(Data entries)

-=-=-

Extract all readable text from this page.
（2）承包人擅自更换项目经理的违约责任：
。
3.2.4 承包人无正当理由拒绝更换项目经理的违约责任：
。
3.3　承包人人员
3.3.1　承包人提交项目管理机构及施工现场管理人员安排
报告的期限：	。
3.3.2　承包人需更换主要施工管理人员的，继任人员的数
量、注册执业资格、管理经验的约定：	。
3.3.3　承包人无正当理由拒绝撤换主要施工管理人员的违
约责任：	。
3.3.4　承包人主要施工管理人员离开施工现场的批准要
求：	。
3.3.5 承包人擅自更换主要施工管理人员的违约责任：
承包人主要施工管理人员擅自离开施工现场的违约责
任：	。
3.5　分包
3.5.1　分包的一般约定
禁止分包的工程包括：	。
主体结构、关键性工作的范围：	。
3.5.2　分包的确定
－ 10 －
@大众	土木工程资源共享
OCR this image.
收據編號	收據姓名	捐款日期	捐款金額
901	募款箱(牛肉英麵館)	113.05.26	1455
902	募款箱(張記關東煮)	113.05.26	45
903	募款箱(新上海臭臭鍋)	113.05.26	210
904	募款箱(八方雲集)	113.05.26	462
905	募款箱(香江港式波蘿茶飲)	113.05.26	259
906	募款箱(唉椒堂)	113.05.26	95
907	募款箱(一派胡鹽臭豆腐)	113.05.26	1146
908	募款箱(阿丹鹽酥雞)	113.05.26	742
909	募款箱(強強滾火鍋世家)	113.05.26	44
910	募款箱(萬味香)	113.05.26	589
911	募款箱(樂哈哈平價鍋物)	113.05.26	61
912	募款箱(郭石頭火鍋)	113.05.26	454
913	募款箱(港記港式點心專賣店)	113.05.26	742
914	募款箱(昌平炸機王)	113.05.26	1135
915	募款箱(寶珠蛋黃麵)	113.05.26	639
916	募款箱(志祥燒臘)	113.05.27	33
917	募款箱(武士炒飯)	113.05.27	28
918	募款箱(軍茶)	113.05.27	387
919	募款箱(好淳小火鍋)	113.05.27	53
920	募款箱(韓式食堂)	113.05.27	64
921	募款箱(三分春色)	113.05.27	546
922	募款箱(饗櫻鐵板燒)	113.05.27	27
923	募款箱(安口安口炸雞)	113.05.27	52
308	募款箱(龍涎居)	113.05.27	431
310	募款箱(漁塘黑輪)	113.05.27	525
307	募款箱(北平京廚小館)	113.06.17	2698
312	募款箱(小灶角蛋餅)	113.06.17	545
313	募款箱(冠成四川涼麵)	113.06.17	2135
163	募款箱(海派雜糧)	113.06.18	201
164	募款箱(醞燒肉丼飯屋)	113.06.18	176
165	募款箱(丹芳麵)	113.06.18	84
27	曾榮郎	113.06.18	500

-=-=-

(Your goal) Return the lines above, from the one containing "OCR this image." to the end, exactly as they stand.

(Reply to the exercise)
OCR this image.
收據編號	收據姓名	捐款日期	捐款金額
901	募款箱(牛肉英麵館)	113.05.26	1455
902	募款箱(張記關東煮)	113.05.26	45
903	募款箱(新上海臭臭鍋)	113.05.26	210
904	募款箱(八方雲集)	113.05.26	462
905	募款箱(香江港式波蘿茶飲)	113.05.26	259
906	募款箱(唉椒堂)	113.05.26	95
907	募款箱(一派胡鹽臭豆腐)	113.05.26	1146
908	募款箱(阿丹鹽酥雞)	113.05.26	742
909	募款箱(強強滾火鍋世家)	113.05.26	44
910	募款箱(萬味香)	113.05.26	589
911	募款箱(樂哈哈平價鍋物)	113.05.26	61
912	募款箱(郭石頭火鍋)	113.05.26	454
913	募款箱(港記港式點心專賣店)	113.05.26	742
914	募款箱(昌平炸機王)	113.05.26	1135
915	募款箱(寶珠蛋黃麵)	113.05.26	639
916	募款箱(志祥燒臘)	113.05.27	33
917	募款箱(武士炒飯)	113.05.27	28
918	募款箱(軍茶)	113.05.27	387
919	募款箱(好淳小火鍋)	113.05.27	53
920	募款箱(韓式食堂)	113.05.27	64
921	募款箱(三分春色)	113.05.27	546
922	募款箱(饗櫻鐵板燒)	113.05.27	27
923	募款箱(安口安口炸雞)	113.05.27	52
308	募款箱(龍涎居)	113.05.27	431
310	募款箱(漁塘黑輪)	113.05.27	525
307	募款箱(北平京廚小館)	113.06.17	2698
312	募款箱(小灶角蛋餅)	113.06.17	545
313	募款箱(冠成四川涼麵)	113.06.17	2135
163	募款箱(海派雜糧)	113.06.18	201
164	募款箱(醞燒肉丼飯屋)	113.06.18	176
165	募款箱(丹芳麵)	113.06.18	84
27	曾榮郎	113.06.18	500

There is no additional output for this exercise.